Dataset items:
- - - - - - -

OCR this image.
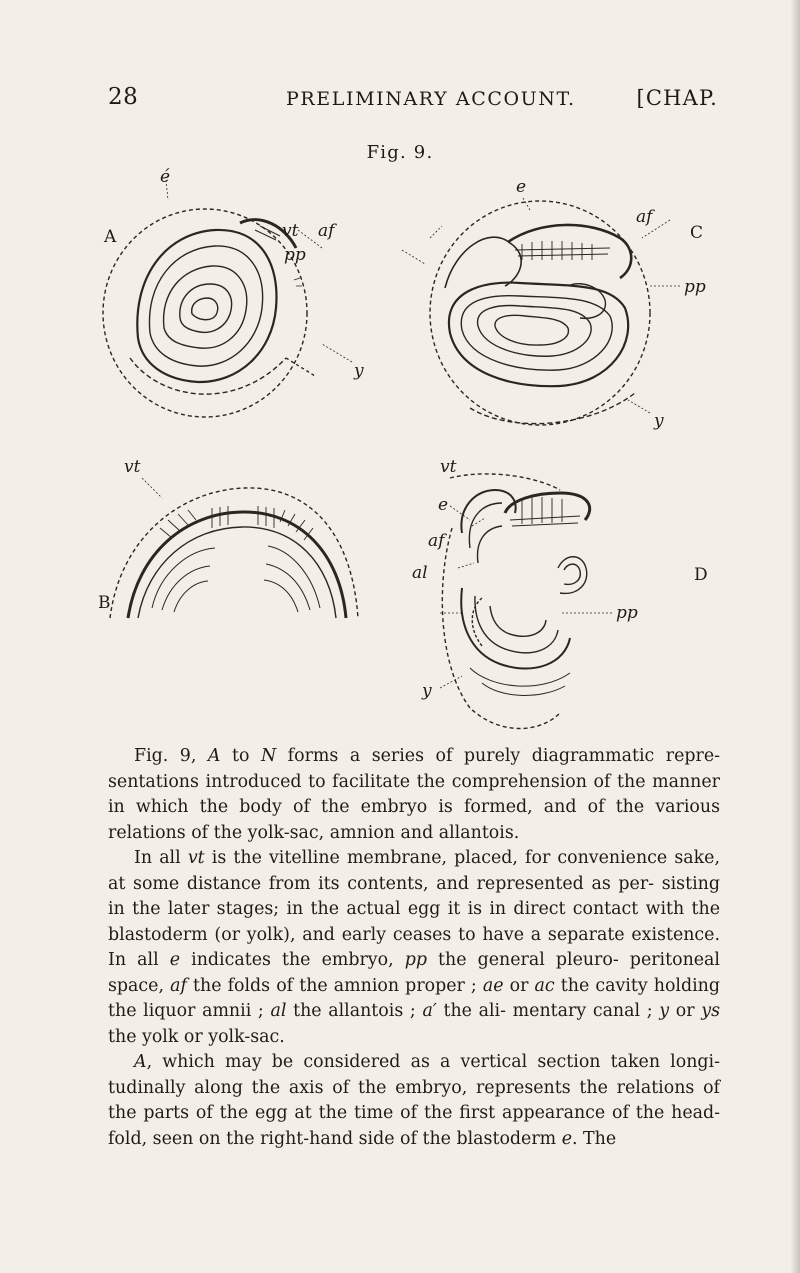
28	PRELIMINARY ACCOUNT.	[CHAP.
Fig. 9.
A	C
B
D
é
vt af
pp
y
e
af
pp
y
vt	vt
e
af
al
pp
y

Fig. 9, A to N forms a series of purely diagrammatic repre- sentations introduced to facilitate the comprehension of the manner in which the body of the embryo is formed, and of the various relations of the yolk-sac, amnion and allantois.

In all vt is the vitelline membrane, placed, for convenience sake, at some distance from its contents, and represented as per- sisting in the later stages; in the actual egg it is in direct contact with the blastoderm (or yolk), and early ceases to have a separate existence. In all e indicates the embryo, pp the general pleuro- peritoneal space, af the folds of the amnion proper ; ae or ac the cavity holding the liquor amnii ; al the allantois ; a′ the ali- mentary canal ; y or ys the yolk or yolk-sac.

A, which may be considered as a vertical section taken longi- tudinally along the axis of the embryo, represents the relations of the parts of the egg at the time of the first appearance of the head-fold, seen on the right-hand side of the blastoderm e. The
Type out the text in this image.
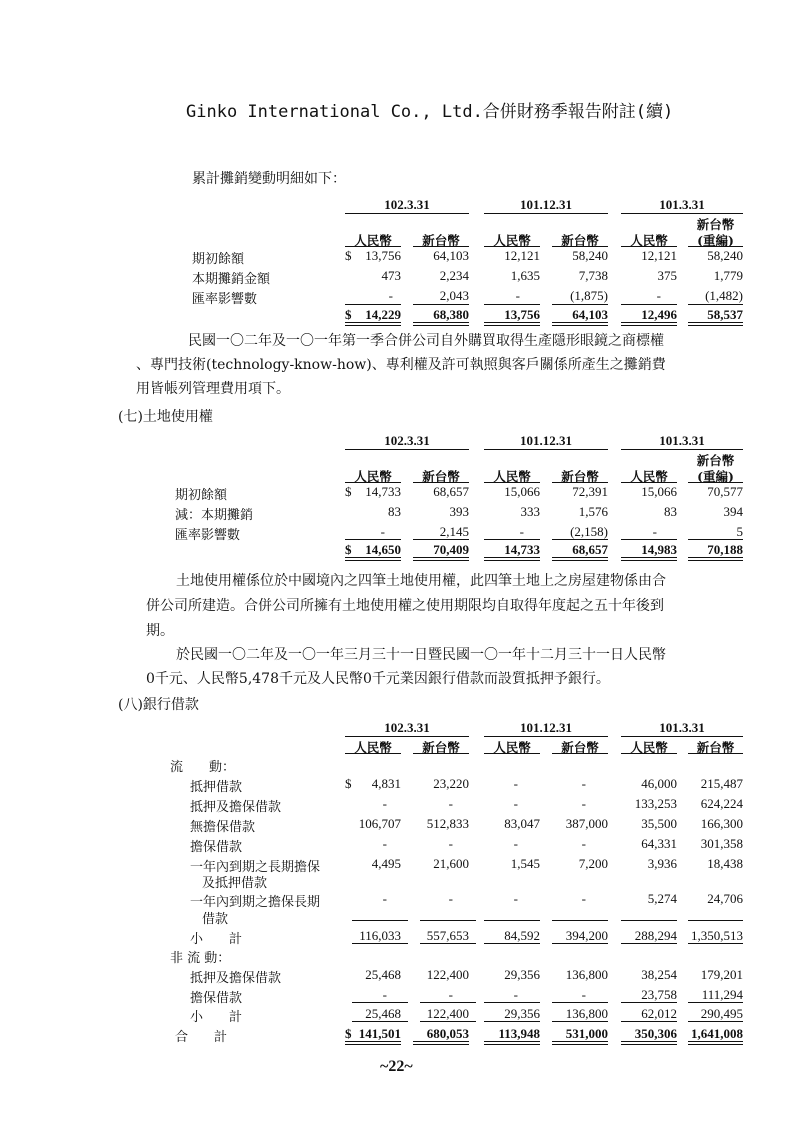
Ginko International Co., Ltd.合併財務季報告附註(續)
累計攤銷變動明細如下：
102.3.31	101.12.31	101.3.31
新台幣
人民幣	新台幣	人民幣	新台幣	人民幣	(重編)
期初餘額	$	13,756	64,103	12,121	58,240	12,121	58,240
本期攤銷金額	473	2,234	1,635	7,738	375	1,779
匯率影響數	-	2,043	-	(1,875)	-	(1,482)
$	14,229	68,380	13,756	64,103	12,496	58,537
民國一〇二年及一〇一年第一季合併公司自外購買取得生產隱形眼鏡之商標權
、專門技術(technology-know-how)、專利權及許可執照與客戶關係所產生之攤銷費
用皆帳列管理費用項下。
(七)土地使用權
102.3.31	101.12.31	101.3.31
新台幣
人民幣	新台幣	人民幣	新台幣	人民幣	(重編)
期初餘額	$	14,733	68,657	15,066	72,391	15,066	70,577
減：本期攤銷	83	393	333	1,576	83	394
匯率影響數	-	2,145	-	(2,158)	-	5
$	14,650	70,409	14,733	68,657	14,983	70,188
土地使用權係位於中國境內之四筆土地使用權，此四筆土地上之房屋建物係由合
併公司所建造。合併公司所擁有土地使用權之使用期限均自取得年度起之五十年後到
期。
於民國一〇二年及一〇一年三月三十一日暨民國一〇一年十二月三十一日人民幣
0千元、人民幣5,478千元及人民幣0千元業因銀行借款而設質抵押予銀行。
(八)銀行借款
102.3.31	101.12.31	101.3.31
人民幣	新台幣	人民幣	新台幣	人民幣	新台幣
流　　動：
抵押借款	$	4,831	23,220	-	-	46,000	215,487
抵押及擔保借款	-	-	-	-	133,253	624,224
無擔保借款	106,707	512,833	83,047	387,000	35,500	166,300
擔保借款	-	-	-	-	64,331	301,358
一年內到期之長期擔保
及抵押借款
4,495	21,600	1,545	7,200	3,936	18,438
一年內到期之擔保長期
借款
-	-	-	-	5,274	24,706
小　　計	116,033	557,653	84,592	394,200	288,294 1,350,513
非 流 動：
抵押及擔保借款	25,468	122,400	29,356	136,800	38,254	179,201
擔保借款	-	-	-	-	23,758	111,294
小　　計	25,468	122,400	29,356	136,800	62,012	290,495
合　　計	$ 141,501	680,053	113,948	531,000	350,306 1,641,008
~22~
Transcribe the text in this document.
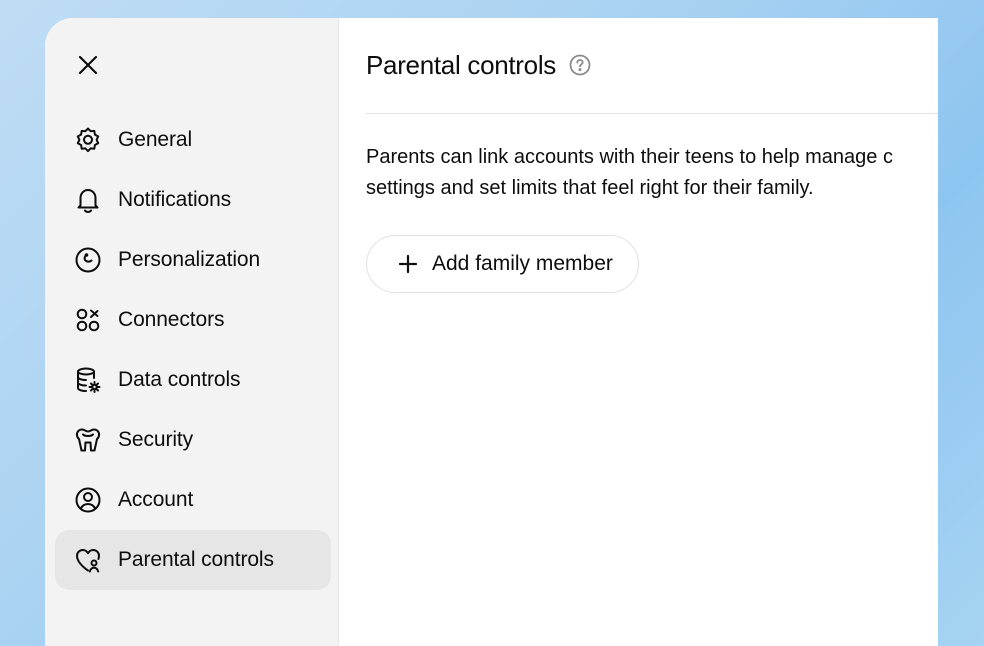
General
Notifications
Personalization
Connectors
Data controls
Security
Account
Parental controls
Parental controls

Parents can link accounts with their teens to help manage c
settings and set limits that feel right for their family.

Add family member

- - - - - - -

Task prompt: Say how many lines of the data hold the string "image". Reply with the number alone.

Right answer: 2